STATED EXERCISE
Every entry that follows should be repeated exactly; drop the images.

(Saved data entries)
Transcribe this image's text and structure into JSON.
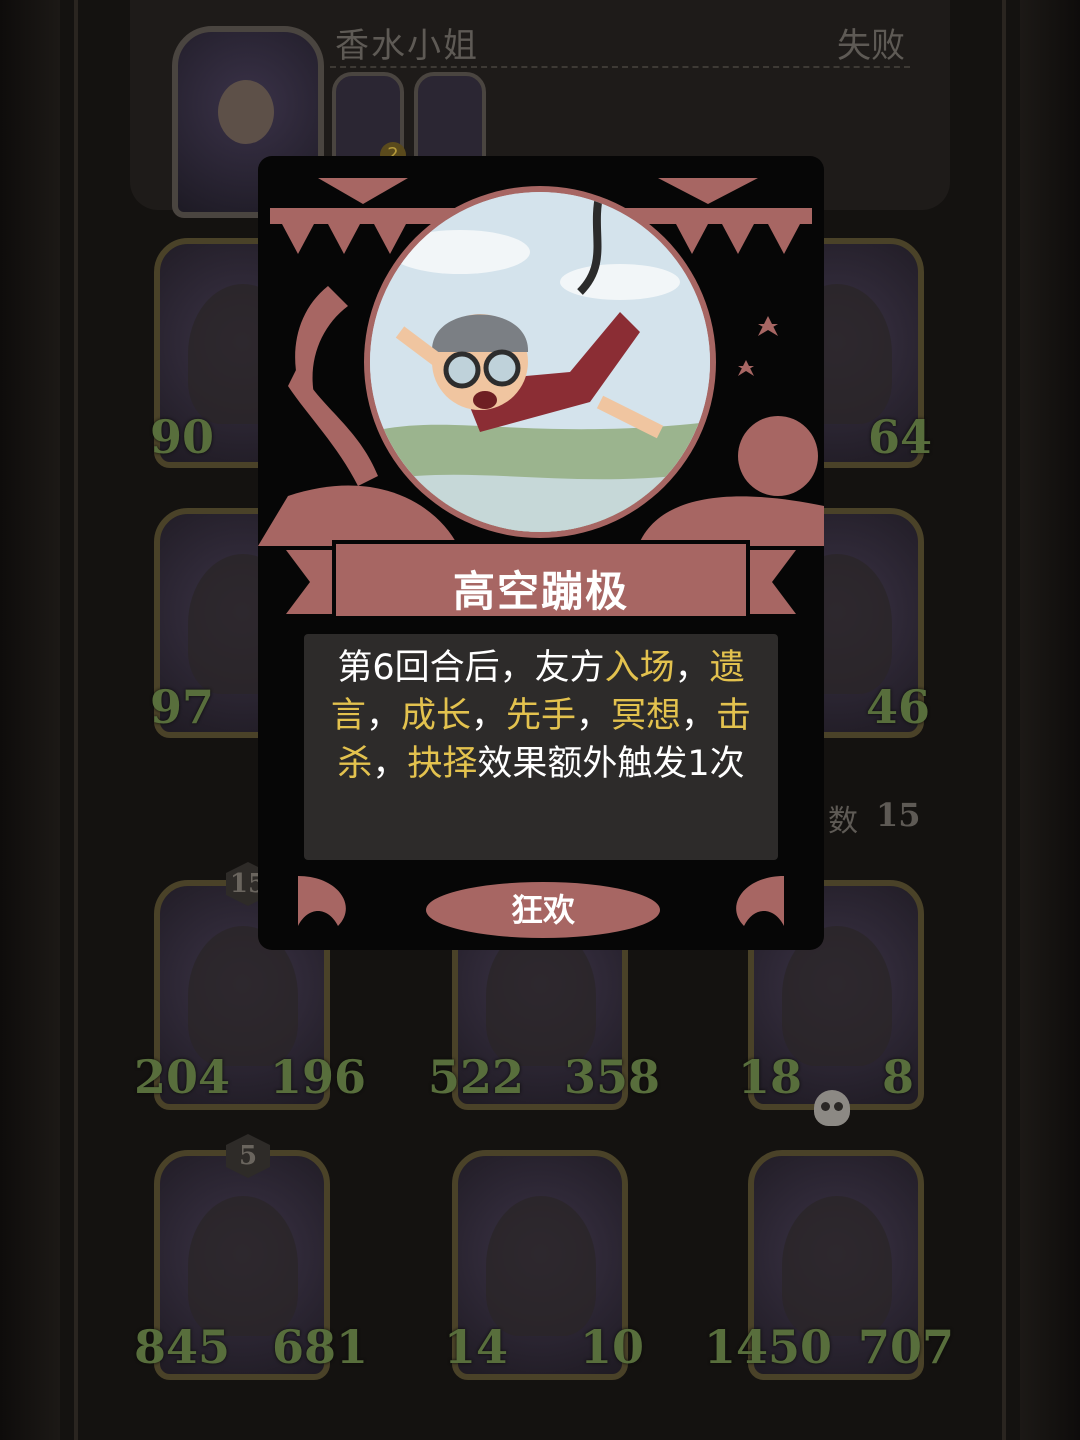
{
  "header": {
    "player_name": "香水小姐",
    "result": "失败",
    "mini_badge": "2"
  },
  "board": {
    "units": [
      {
        "attack": "90",
        "health": ""
      },
      {
        "attack": "",
        "health": "64"
      },
      {
        "attack": "97",
        "health": ""
      },
      {
        "attack": "",
        "health": "46"
      },
      {
        "tier": "15",
        "attack": "204",
        "health": "196"
      },
      {
        "attack": "522",
        "health": "358"
      },
      {
        "attack": "18",
        "health": "8"
      },
      {
        "tier": "5",
        "attack": "845",
        "health": "681"
      },
      {
        "attack": "14",
        "health": "10"
      },
      {
        "attack": "1450",
        "health": "707"
      }
    ],
    "count_label": "数",
    "count_value": "15"
  },
  "card": {
    "title": "高空蹦极",
    "desc_parts": {
      "p1": "第6回合后，友方",
      "k1": "入场",
      "p2": "，",
      "k2": "遗言",
      "p3": "，",
      "k3": "成长",
      "p4": "，",
      "k4": "先手",
      "p5": "，",
      "k5": "冥想",
      "p6": "，",
      "k6": "击杀",
      "p7": "，",
      "k7": "抉择",
      "p8": "效果额外触发1次"
    },
    "tag": "狂欢",
    "colors": {
      "accent": "#a76663",
      "keyword": "#e3c24e"
    }
  }
}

RESULT FOR THIS EXERCISE
Transcribe this image's text and structure into JSON.
{
  "header": {
    "player_name": "香水小姐",
    "result": "失败",
    "mini_badge": "2"
  },
  "board": {
    "units": [
      {
        "attack": "90",
        "health": ""
      },
      {
        "attack": "",
        "health": "64"
      },
      {
        "attack": "97",
        "health": ""
      },
      {
        "attack": "",
        "health": "46"
      },
      {
        "tier": "15",
        "attack": "204",
        "health": "196"
      },
      {
        "attack": "522",
        "health": "358"
      },
      {
        "attack": "18",
        "health": "8"
      },
      {
        "tier": "5",
        "attack": "845",
        "health": "681"
      },
      {
        "attack": "14",
        "health": "10"
      },
      {
        "attack": "1450",
        "health": "707"
      }
    ],
    "count_label": "数",
    "count_value": "15"
  },
  "card": {
    "title": "高空蹦极",
    "desc_parts": {
      "p1": "第6回合后，友方",
      "k1": "入场",
      "p2": "，",
      "k2": "遗言",
      "p3": "，",
      "k3": "成长",
      "p4": "，",
      "k4": "先手",
      "p5": "，",
      "k5": "冥想",
      "p6": "，",
      "k6": "击杀",
      "p7": "，",
      "k7": "抉择",
      "p8": "效果额外触发1次"
    },
    "tag": "狂欢",
    "colors": {
      "accent": "#a76663",
      "keyword": "#e3c24e"
    }
  }
}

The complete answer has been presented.